====== Task data ======

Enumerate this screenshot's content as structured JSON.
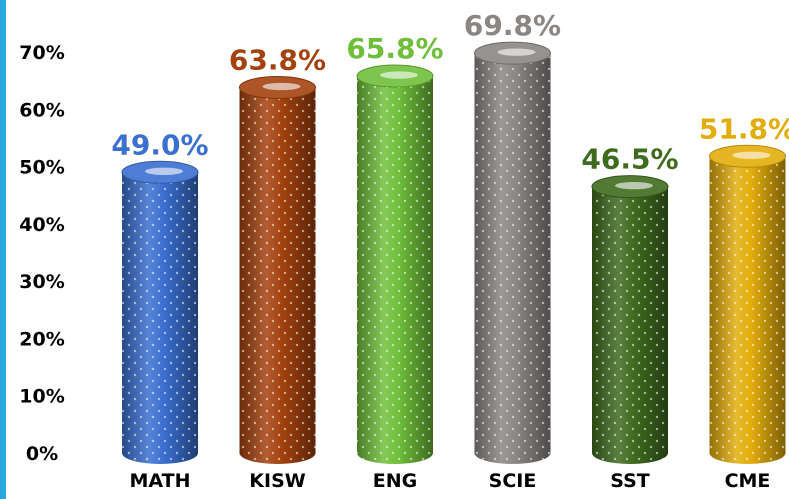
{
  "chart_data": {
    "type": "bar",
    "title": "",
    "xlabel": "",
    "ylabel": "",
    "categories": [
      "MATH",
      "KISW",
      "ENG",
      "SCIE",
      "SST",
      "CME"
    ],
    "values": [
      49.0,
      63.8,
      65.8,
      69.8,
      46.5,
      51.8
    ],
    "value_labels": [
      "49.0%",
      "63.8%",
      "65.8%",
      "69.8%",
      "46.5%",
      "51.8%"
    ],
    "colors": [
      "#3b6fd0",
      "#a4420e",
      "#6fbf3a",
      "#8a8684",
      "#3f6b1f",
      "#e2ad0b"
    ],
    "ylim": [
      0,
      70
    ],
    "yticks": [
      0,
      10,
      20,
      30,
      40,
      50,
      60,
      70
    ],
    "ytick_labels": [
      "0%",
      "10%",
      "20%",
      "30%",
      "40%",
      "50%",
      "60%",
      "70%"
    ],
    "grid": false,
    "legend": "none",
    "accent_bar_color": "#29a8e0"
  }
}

======
====== Task data ======

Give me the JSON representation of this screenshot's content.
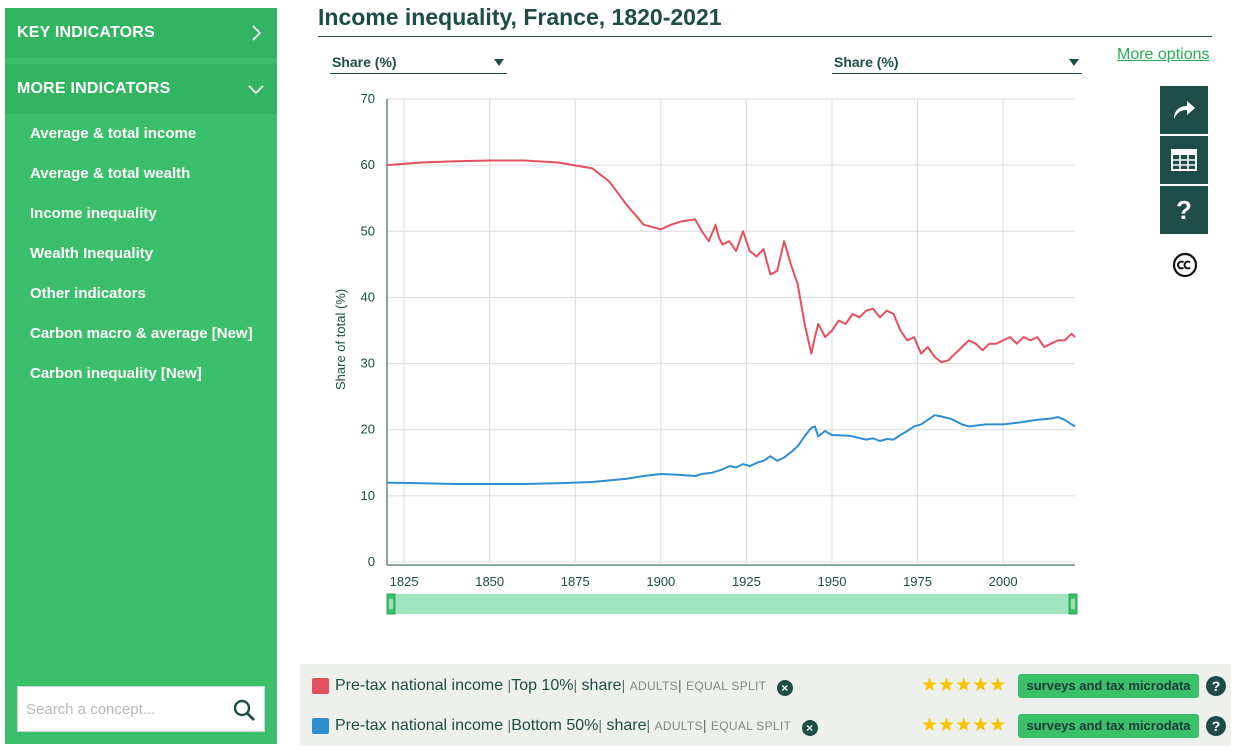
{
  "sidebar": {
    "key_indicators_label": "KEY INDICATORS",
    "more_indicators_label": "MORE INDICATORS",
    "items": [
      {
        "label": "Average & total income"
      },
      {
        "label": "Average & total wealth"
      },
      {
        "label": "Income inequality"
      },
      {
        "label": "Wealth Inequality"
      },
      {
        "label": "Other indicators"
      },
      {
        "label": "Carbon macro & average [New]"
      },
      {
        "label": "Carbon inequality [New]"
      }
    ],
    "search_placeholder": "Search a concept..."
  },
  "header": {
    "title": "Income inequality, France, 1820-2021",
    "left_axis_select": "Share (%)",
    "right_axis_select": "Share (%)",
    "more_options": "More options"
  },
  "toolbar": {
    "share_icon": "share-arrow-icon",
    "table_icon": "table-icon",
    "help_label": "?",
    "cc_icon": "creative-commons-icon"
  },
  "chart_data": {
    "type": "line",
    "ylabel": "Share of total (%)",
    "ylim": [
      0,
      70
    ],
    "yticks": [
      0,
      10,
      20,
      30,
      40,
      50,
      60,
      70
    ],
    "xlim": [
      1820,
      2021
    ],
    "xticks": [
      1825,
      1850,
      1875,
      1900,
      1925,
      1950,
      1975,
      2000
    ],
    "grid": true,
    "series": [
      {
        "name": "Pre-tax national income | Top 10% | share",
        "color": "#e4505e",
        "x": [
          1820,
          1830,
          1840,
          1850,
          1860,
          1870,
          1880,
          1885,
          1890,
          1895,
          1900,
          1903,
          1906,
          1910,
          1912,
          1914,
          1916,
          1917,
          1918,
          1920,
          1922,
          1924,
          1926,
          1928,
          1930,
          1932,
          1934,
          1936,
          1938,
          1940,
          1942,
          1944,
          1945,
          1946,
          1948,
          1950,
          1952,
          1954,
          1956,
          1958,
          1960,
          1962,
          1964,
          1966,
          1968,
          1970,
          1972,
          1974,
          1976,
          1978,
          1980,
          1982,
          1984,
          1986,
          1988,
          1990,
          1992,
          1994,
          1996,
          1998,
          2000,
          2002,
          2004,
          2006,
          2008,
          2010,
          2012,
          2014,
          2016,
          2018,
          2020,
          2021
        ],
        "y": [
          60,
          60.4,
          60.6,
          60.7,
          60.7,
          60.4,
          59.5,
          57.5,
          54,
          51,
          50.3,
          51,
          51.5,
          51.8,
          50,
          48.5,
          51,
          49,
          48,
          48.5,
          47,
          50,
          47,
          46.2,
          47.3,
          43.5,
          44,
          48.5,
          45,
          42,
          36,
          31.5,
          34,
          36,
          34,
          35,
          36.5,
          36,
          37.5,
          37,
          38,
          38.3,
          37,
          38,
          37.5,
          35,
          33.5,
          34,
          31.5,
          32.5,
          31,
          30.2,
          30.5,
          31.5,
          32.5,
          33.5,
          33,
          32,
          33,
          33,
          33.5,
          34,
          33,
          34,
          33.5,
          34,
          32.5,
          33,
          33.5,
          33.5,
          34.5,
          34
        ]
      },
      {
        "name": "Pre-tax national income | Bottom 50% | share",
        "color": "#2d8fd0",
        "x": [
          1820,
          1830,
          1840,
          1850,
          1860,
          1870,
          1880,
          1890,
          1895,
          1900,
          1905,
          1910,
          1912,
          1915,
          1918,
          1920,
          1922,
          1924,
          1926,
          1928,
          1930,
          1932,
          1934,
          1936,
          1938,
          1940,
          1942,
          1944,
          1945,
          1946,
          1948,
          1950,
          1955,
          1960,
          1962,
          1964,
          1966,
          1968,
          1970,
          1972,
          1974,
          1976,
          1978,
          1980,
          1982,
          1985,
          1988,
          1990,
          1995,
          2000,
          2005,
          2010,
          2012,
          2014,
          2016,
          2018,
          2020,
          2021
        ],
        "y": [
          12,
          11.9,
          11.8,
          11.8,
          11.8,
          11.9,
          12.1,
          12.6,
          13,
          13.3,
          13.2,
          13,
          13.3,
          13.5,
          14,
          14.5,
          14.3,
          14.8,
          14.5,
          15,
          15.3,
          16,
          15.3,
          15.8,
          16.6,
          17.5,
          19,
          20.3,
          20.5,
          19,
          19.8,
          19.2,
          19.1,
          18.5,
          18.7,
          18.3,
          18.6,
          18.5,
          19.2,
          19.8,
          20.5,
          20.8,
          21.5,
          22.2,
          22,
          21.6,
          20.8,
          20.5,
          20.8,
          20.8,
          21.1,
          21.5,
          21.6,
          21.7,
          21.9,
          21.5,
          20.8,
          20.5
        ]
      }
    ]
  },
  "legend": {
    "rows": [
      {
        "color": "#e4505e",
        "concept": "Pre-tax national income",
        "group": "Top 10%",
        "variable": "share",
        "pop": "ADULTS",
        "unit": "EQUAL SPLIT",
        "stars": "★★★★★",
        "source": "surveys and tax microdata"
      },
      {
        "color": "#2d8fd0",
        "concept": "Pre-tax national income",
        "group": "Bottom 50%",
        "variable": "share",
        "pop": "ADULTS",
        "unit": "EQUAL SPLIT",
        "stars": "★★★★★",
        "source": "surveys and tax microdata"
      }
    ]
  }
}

======

Work instructions:
Where a line holds the string "total", copy that line.

Solution for this task:
        "label": "Average & total income"
        "label": "Average & total wealth"
    "ylabel": "Share of total (%)",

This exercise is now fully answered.